>>

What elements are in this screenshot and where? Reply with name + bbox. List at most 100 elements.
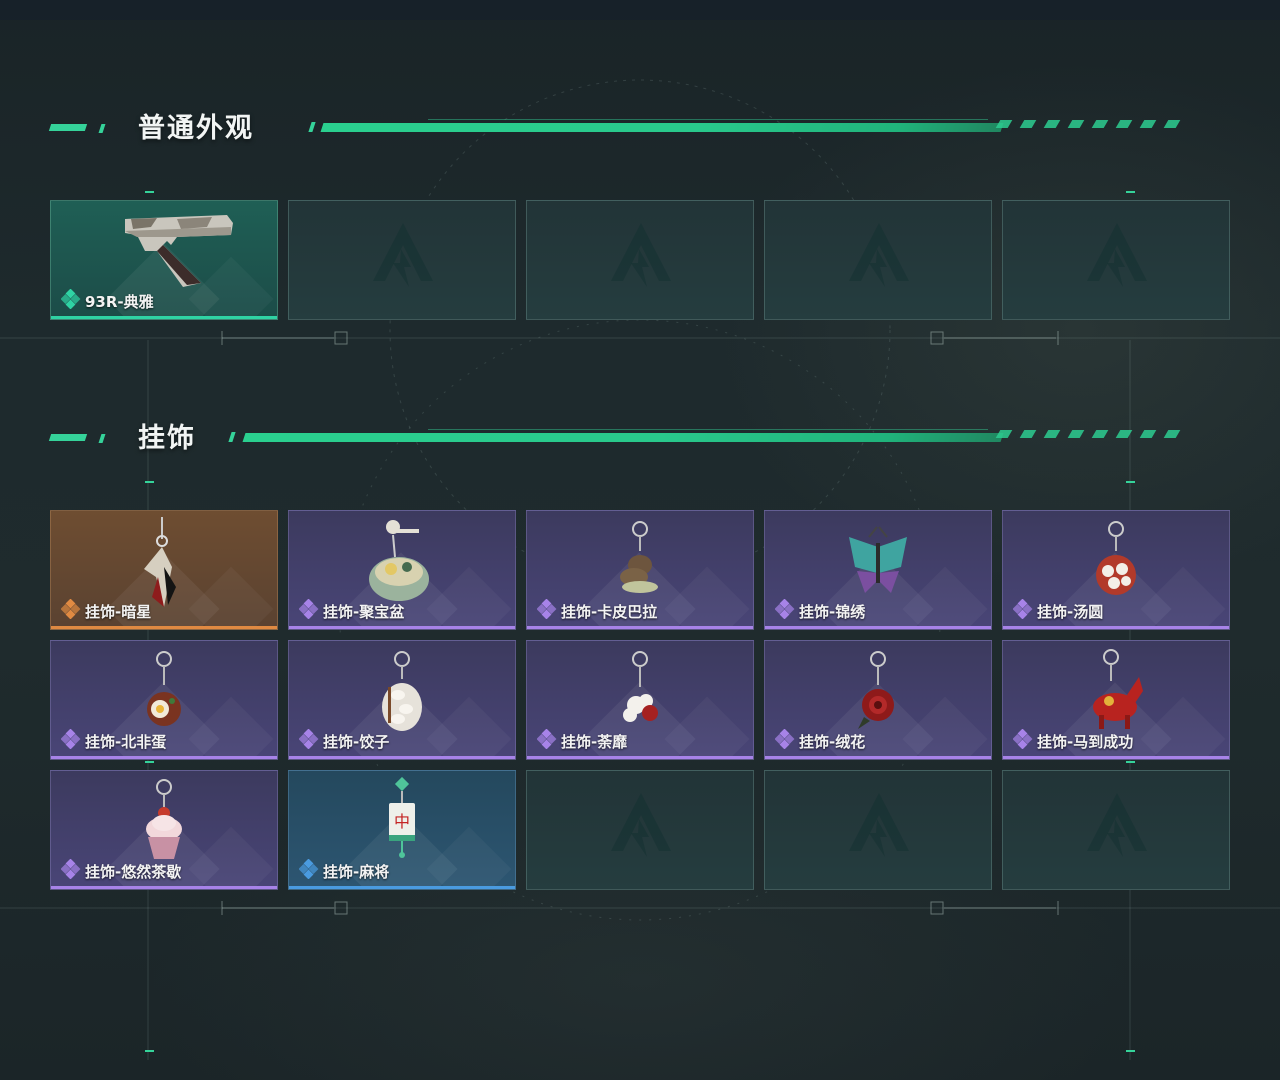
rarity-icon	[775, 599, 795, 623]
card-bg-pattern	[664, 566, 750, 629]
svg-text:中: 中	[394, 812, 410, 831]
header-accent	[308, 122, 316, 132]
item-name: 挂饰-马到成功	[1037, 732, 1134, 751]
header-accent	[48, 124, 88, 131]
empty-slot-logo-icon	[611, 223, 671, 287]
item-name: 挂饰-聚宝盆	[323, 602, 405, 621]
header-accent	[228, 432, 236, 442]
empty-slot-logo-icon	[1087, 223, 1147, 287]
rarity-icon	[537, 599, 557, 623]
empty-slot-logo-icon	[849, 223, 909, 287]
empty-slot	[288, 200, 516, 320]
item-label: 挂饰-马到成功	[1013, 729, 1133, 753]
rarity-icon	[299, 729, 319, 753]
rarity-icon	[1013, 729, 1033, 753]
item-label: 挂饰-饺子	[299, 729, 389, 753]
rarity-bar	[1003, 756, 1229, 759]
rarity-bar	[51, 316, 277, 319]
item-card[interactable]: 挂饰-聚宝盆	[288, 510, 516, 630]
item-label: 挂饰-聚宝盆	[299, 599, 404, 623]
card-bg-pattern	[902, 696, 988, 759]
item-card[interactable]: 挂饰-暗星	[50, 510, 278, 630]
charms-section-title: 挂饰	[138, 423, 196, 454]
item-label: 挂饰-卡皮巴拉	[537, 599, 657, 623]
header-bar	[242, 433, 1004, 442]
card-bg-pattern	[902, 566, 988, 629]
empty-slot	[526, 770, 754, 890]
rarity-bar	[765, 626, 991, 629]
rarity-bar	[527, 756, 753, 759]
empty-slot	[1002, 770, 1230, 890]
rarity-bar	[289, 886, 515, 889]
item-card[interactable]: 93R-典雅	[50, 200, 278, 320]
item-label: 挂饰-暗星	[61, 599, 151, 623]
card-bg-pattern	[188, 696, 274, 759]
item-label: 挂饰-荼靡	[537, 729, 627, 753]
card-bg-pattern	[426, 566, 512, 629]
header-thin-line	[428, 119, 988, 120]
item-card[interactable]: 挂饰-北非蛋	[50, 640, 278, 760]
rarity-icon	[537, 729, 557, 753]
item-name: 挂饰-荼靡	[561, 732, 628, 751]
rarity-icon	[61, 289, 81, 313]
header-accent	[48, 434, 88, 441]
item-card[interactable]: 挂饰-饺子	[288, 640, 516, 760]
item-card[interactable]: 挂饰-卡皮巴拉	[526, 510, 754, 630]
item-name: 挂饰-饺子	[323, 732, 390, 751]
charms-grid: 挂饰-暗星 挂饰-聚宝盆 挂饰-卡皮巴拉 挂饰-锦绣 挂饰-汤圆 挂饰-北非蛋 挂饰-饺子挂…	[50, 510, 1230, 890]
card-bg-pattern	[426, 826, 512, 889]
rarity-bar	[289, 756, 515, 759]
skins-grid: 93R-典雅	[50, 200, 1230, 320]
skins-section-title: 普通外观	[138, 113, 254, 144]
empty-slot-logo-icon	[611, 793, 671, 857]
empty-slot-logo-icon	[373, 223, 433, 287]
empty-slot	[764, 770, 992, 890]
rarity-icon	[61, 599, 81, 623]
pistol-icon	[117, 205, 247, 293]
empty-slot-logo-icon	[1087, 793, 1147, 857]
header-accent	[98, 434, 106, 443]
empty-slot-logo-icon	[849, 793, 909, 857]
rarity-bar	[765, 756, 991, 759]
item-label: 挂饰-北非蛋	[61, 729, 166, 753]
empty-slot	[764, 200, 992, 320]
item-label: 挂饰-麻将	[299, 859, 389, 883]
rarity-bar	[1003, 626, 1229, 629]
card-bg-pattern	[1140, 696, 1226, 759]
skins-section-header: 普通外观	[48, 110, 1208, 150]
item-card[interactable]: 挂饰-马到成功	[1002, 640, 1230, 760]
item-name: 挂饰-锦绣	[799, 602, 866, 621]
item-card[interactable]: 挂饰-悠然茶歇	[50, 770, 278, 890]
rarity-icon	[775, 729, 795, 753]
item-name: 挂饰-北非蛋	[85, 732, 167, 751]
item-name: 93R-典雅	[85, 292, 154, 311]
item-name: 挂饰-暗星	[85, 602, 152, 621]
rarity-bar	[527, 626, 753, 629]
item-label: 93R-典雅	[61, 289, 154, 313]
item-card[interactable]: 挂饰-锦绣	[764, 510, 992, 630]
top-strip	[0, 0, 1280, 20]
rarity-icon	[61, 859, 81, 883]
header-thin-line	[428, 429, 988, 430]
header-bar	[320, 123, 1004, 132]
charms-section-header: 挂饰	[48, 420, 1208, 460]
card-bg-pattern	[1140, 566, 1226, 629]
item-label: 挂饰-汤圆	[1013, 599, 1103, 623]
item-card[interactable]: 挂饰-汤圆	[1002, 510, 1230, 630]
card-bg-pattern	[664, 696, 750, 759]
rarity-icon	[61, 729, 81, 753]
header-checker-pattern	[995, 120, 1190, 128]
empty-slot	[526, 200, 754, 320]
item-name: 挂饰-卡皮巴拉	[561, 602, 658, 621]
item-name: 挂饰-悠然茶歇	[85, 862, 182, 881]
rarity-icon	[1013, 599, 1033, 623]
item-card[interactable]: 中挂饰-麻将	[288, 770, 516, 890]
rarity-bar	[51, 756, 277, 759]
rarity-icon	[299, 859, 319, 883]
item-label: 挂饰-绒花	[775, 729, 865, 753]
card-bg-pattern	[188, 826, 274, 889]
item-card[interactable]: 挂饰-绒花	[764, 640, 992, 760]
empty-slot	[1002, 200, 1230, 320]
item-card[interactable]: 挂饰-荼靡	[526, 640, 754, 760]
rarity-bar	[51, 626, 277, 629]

<<

> **DIRECTIONS**
Copy out every line of the entries above word for word, leaving out the pictures.

> **EXPECTED ANSWER**
What elements are in this screenshot and where? Reply with name + bbox. List at most 100 elements.
rarity-icon	[775, 599, 795, 623]
card-bg-pattern	[664, 566, 750, 629]
svg-text:中: 中	[394, 812, 410, 831]
header-accent	[308, 122, 316, 132]
item-name: 挂饰-马到成功	[1037, 732, 1134, 751]
header-accent	[48, 124, 88, 131]
empty-slot-logo-icon	[611, 223, 671, 287]
item-name: 挂饰-聚宝盆	[323, 602, 405, 621]
header-accent	[228, 432, 236, 442]
empty-slot-logo-icon	[1087, 223, 1147, 287]
rarity-icon	[537, 599, 557, 623]
empty-slot-logo-icon	[849, 223, 909, 287]
empty-slot	[288, 200, 516, 320]
item-label: 挂饰-马到成功	[1013, 729, 1133, 753]
rarity-icon	[299, 729, 319, 753]
rarity-icon	[1013, 729, 1033, 753]
item-label: 挂饰-饺子	[299, 729, 389, 753]
rarity-bar	[1003, 756, 1229, 759]
rarity-bar	[51, 316, 277, 319]
item-card[interactable]: 挂饰-聚宝盆	[288, 510, 516, 630]
item-label: 挂饰-聚宝盆	[299, 599, 404, 623]
card-bg-pattern	[902, 696, 988, 759]
item-card[interactable]: 挂饰-暗星	[50, 510, 278, 630]
charms-section-title: 挂饰	[138, 423, 196, 454]
item-label: 挂饰-卡皮巴拉	[537, 599, 657, 623]
header-bar	[242, 433, 1004, 442]
card-bg-pattern	[902, 566, 988, 629]
empty-slot	[526, 770, 754, 890]
rarity-bar	[765, 626, 991, 629]
rarity-bar	[527, 756, 753, 759]
empty-slot	[1002, 770, 1230, 890]
rarity-bar	[289, 886, 515, 889]
item-card[interactable]: 93R-典雅	[50, 200, 278, 320]
item-label: 挂饰-暗星	[61, 599, 151, 623]
card-bg-pattern	[188, 696, 274, 759]
item-label: 挂饰-荼靡	[537, 729, 627, 753]
card-bg-pattern	[426, 566, 512, 629]
header-thin-line	[428, 119, 988, 120]
item-card[interactable]: 挂饰-北非蛋	[50, 640, 278, 760]
rarity-icon	[537, 729, 557, 753]
item-name: 挂饰-荼靡	[561, 732, 628, 751]
rarity-icon	[61, 289, 81, 313]
header-accent	[48, 434, 88, 441]
item-card[interactable]: 挂饰-饺子	[288, 640, 516, 760]
item-card[interactable]: 挂饰-卡皮巴拉	[526, 510, 754, 630]
item-name: 挂饰-饺子	[323, 732, 390, 751]
charms-grid: 挂饰-暗星 挂饰-聚宝盆 挂饰-卡皮巴拉 挂饰-锦绣 挂饰-汤圆 挂饰-北非蛋 挂饰-饺子挂…	[50, 510, 1230, 890]
card-bg-pattern	[426, 826, 512, 889]
rarity-bar	[289, 756, 515, 759]
skins-grid: 93R-典雅	[50, 200, 1230, 320]
skins-section-title: 普通外观	[138, 113, 254, 144]
empty-slot-logo-icon	[611, 793, 671, 857]
empty-slot-logo-icon	[373, 223, 433, 287]
empty-slot	[764, 770, 992, 890]
rarity-icon	[61, 599, 81, 623]
pistol-icon	[117, 205, 247, 293]
empty-slot-logo-icon	[1087, 793, 1147, 857]
header-accent	[98, 434, 106, 443]
empty-slot-logo-icon	[849, 793, 909, 857]
rarity-bar	[765, 756, 991, 759]
item-label: 挂饰-北非蛋	[61, 729, 166, 753]
empty-slot	[764, 200, 992, 320]
item-label: 挂饰-麻将	[299, 859, 389, 883]
rarity-bar	[1003, 626, 1229, 629]
card-bg-pattern	[1140, 696, 1226, 759]
skins-section-header: 普通外观	[48, 110, 1208, 150]
item-card[interactable]: 挂饰-马到成功	[1002, 640, 1230, 760]
item-name: 挂饰-锦绣	[799, 602, 866, 621]
item-card[interactable]: 挂饰-悠然茶歇	[50, 770, 278, 890]
rarity-icon	[775, 729, 795, 753]
item-name: 挂饰-北非蛋	[85, 732, 167, 751]
item-name: 93R-典雅	[85, 292, 154, 311]
item-name: 挂饰-暗星	[85, 602, 152, 621]
rarity-bar	[527, 626, 753, 629]
item-label: 93R-典雅	[61, 289, 154, 313]
item-card[interactable]: 挂饰-锦绣	[764, 510, 992, 630]
top-strip	[0, 0, 1280, 20]
rarity-icon	[61, 859, 81, 883]
header-thin-line	[428, 429, 988, 430]
header-bar	[320, 123, 1004, 132]
charms-section-header: 挂饰	[48, 420, 1208, 460]
card-bg-pattern	[1140, 566, 1226, 629]
item-label: 挂饰-汤圆	[1013, 599, 1103, 623]
item-card[interactable]: 挂饰-汤圆	[1002, 510, 1230, 630]
card-bg-pattern	[664, 696, 750, 759]
rarity-icon	[61, 729, 81, 753]
header-checker-pattern	[995, 120, 1190, 128]
empty-slot	[526, 200, 754, 320]
item-name: 挂饰-卡皮巴拉	[561, 602, 658, 621]
item-name: 挂饰-悠然茶歇	[85, 862, 182, 881]
rarity-icon	[1013, 599, 1033, 623]
item-card[interactable]: 中挂饰-麻将	[288, 770, 516, 890]
rarity-bar	[51, 756, 277, 759]
rarity-icon	[299, 859, 319, 883]
item-label: 挂饰-绒花	[775, 729, 865, 753]
card-bg-pattern	[188, 826, 274, 889]
item-card[interactable]: 挂饰-绒花	[764, 640, 992, 760]
empty-slot	[1002, 200, 1230, 320]
item-card[interactable]: 挂饰-荼靡	[526, 640, 754, 760]
rarity-bar	[51, 626, 277, 629]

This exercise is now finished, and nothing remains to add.